Data excerpts:
+++++
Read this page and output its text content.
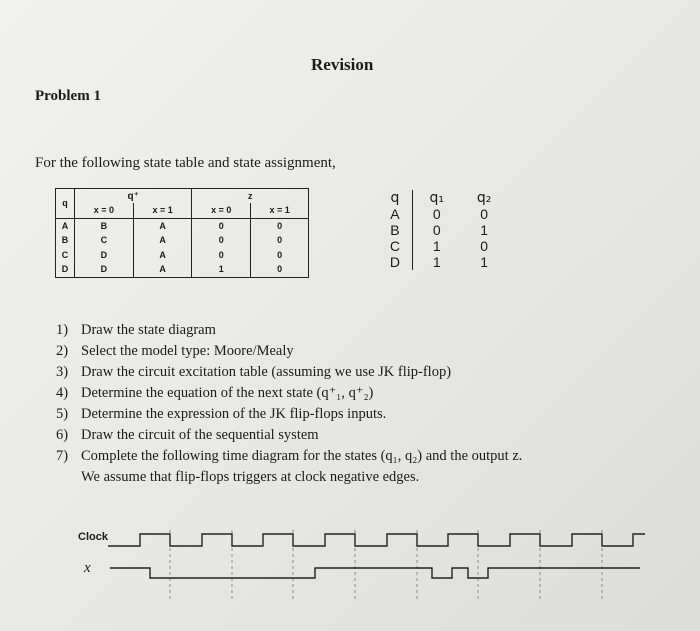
Revision
Problem 1
For the following state table and state assignment,
q	q⁺		z	
	x = 0	x = 1	x = 0	x = 1
A	B	A	0	0
B	C	A	0	0
C	D	A	0	0
D	D	A	1	0
q	q₁	q₂
A	0	0
B	0	1
C	1	0
D	1	1
1) Draw the state diagram
2) Select the model type: Moore/Mealy
3) Draw the circuit excitation table (assuming we use JK flip-flop)
4) Determine the equation of the next state (q⁺₁, q⁺₂)
5) Determine the expression of the JK flip-flops inputs.
6) Draw the circuit of the sequential system
7) Complete the following time diagram for the states (q₁, q₂) and the output z.
We assume that flip-flops triggers at clock negative edges.
Clock
x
+++++
SHORT EXERCISE: Pictures don't belong in the copy. Restate all the entries exactly.

CORRECT OUTPUT:
Read this page and output its text content.
Revision
Problem 1
For the following state table and state assignment,
q	q⁺		z	
	x = 0	x = 1	x = 0	x = 1
A	B	A	0	0
B	C	A	0	0
C	D	A	0	0
D	D	A	1	0
q	q₁	q₂
A	0	0
B	0	1
C	1	0
D	1	1
1) Draw the state diagram
2) Select the model type: Moore/Mealy
3) Draw the circuit excitation table (assuming we use JK flip-flop)
4) Determine the equation of the next state (q⁺₁, q⁺₂)
5) Determine the expression of the JK flip-flops inputs.
6) Draw the circuit of the sequential system
7) Complete the following time diagram for the states (q₁, q₂) and the output z.
We assume that flip-flops triggers at clock negative edges.
Clock
x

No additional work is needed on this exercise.